* [DIRECTIONS FOR THIS TASK] Locate every line that holds the string "align" and copy it.
%%
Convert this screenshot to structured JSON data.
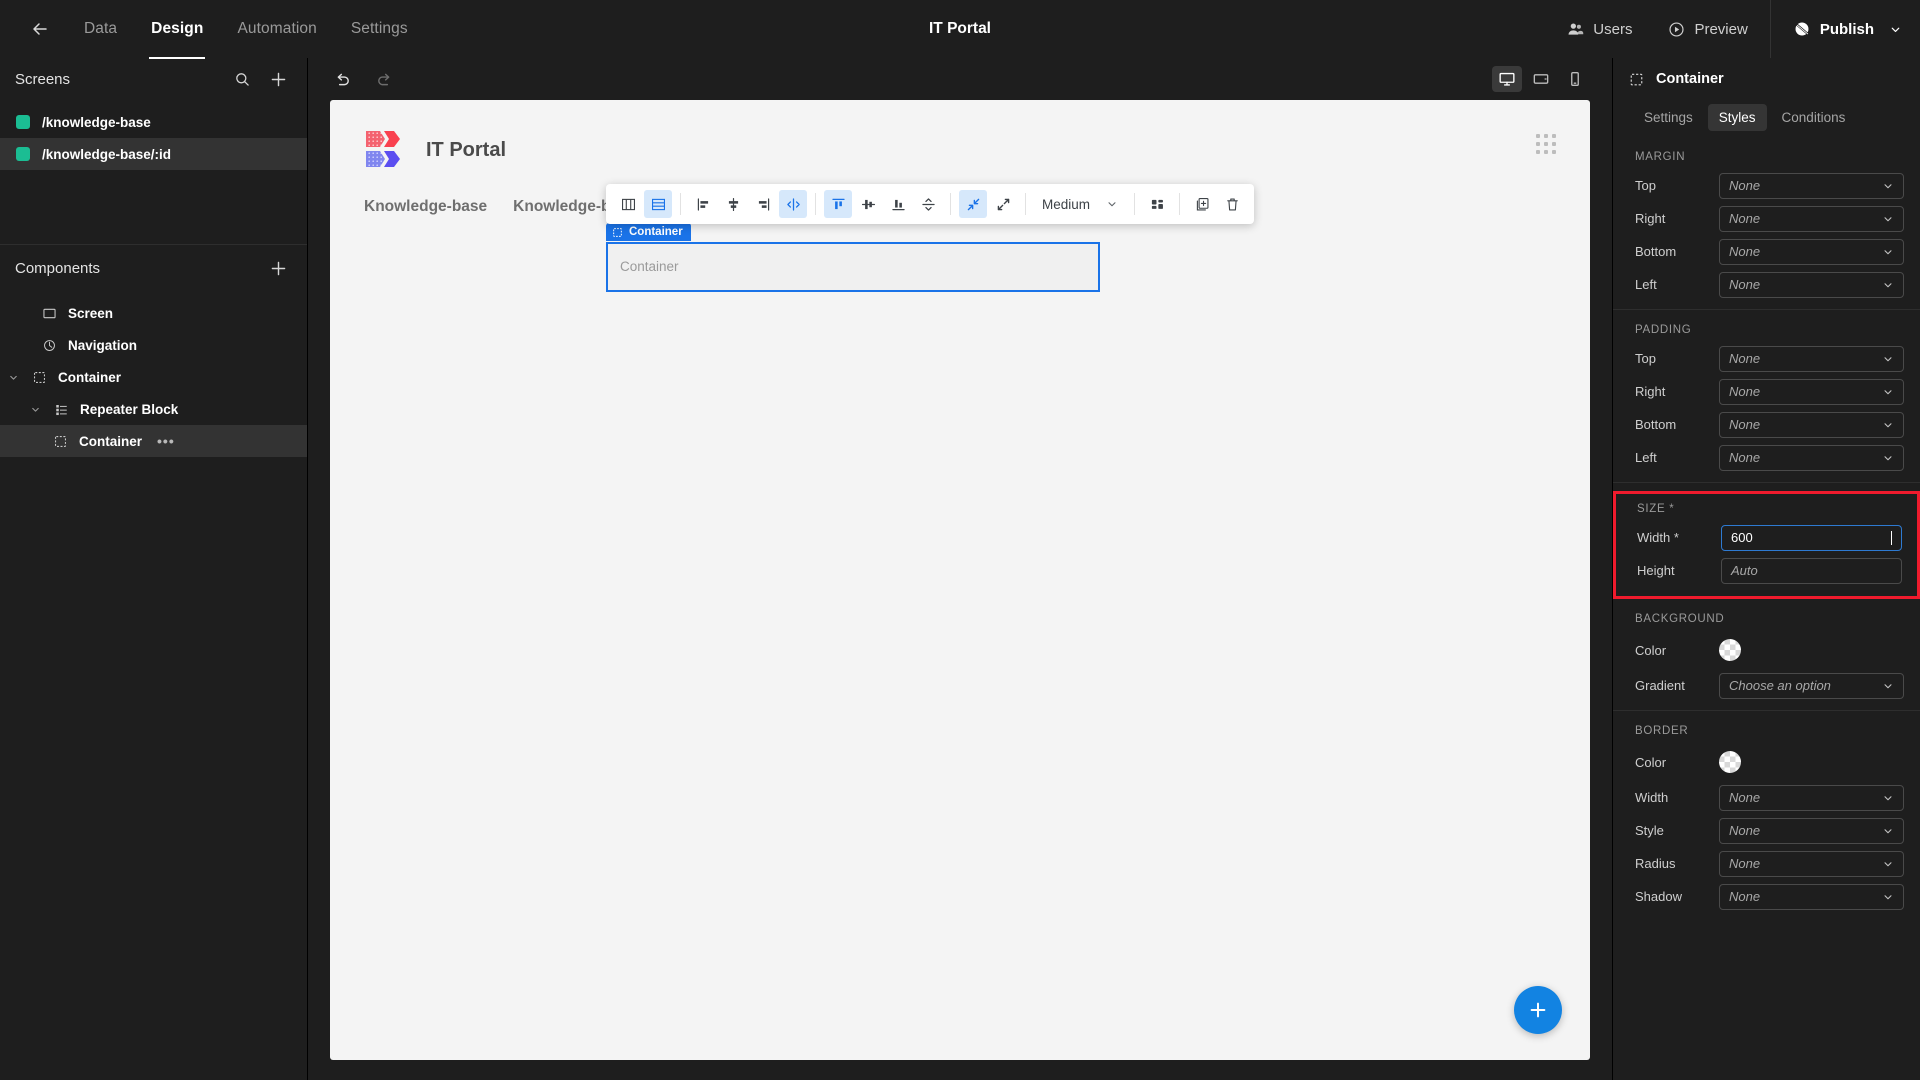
{
  "topbar": {
    "back_icon": "arrow-left-icon",
    "nav": [
      {
        "label": "Data",
        "active": false
      },
      {
        "label": "Design",
        "active": true
      },
      {
        "label": "Automation",
        "active": false
      },
      {
        "label": "Settings",
        "active": false
      }
    ],
    "app_title": "IT Portal",
    "users_label": "Users",
    "preview_label": "Preview",
    "publish_label": "Publish"
  },
  "sidebar": {
    "screens_title": "Screens",
    "screens": [
      {
        "label": "/knowledge-base",
        "selected": false,
        "color": "#1bbd93"
      },
      {
        "label": "/knowledge-base/:id",
        "selected": true,
        "color": "#1bbd93"
      }
    ],
    "components_title": "Components",
    "tree": [
      {
        "label": "Screen",
        "icon": "screen-icon",
        "depth": 0,
        "caret": "",
        "selected": false
      },
      {
        "label": "Navigation",
        "icon": "navigation-icon",
        "depth": 0,
        "caret": "",
        "selected": false
      },
      {
        "label": "Container",
        "icon": "container-icon",
        "depth": 0,
        "caret": "v",
        "selected": false
      },
      {
        "label": "Repeater Block",
        "icon": "repeater-icon",
        "depth": 1,
        "caret": "v",
        "selected": false
      },
      {
        "label": "Container",
        "icon": "container-icon",
        "depth": 2,
        "caret": "",
        "selected": true,
        "menu": "•••"
      }
    ]
  },
  "canvas": {
    "undo_icon": "undo-icon",
    "redo_icon": "redo-icon",
    "devices": [
      {
        "name": "desktop",
        "active": true
      },
      {
        "name": "tablet",
        "active": false
      },
      {
        "name": "mobile",
        "active": false
      }
    ],
    "logo_title": "IT Portal",
    "nav_links": [
      "Knowledge-base",
      "Knowledge-base"
    ],
    "selected_badge": "Container",
    "selected_placeholder": "Container",
    "fab_icon": "plus-icon",
    "toolbar": {
      "size_label": "Medium",
      "items": [
        {
          "name": "layout-columns-icon",
          "active": false
        },
        {
          "name": "layout-rows-icon",
          "active": true
        },
        {
          "name": "align-left-icon",
          "active": false
        },
        {
          "name": "align-center-horizontal-icon",
          "active": false
        },
        {
          "name": "align-right-icon",
          "active": false
        },
        {
          "name": "distribute-horizontal-icon",
          "active": true
        },
        {
          "name": "align-top-icon",
          "active": true
        },
        {
          "name": "align-middle-icon",
          "active": false
        },
        {
          "name": "align-bottom-icon",
          "active": false
        },
        {
          "name": "distribute-vertical-icon",
          "active": false
        },
        {
          "name": "collapse-icon",
          "active": true
        },
        {
          "name": "expand-icon",
          "active": false
        },
        {
          "name": "grid-icon",
          "active": false
        },
        {
          "name": "duplicate-icon",
          "active": false
        },
        {
          "name": "delete-icon",
          "active": false
        }
      ]
    }
  },
  "rightpanel": {
    "title": "Container",
    "tabs": [
      {
        "label": "Settings",
        "active": false
      },
      {
        "label": "Styles",
        "active": true
      },
      {
        "label": "Conditions",
        "active": false
      }
    ],
    "sections": [
      {
        "title": "MARGIN",
        "rows": [
          {
            "label": "Top",
            "value": "None",
            "type": "select"
          },
          {
            "label": "Right",
            "value": "None",
            "type": "select"
          },
          {
            "label": "Bottom",
            "value": "None",
            "type": "select"
          },
          {
            "label": "Left",
            "value": "None",
            "type": "select"
          }
        ]
      },
      {
        "title": "PADDING",
        "rows": [
          {
            "label": "Top",
            "value": "None",
            "type": "select"
          },
          {
            "label": "Right",
            "value": "None",
            "type": "select"
          },
          {
            "label": "Bottom",
            "value": "None",
            "type": "select"
          },
          {
            "label": "Left",
            "value": "None",
            "type": "select"
          }
        ]
      },
      {
        "title": "SIZE *",
        "highlight": true,
        "highlight_color": "#ef1b2d",
        "rows": [
          {
            "label": "Width *",
            "value": "600",
            "type": "text-focused"
          },
          {
            "label": "Height",
            "value": "Auto",
            "type": "text"
          }
        ]
      },
      {
        "title": "BACKGROUND",
        "rows": [
          {
            "label": "Color",
            "value": "",
            "type": "color"
          },
          {
            "label": "Gradient",
            "value": "Choose an option",
            "type": "select"
          }
        ]
      },
      {
        "title": "BORDER",
        "rows": [
          {
            "label": "Color",
            "value": "",
            "type": "color"
          },
          {
            "label": "Width",
            "value": "None",
            "type": "select"
          },
          {
            "label": "Style",
            "value": "None",
            "type": "select"
          },
          {
            "label": "Radius",
            "value": "None",
            "type": "select"
          },
          {
            "label": "Shadow",
            "value": "None",
            "type": "select"
          }
        ]
      }
    ]
  }
}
%%
* [FINISHED EXERCISE]
          "name": "align-left-icon",
          "name": "align-center-horizontal-icon",
          "name": "align-right-icon",
          "name": "align-top-icon",
          "name": "align-middle-icon",
          "name": "align-bottom-icon",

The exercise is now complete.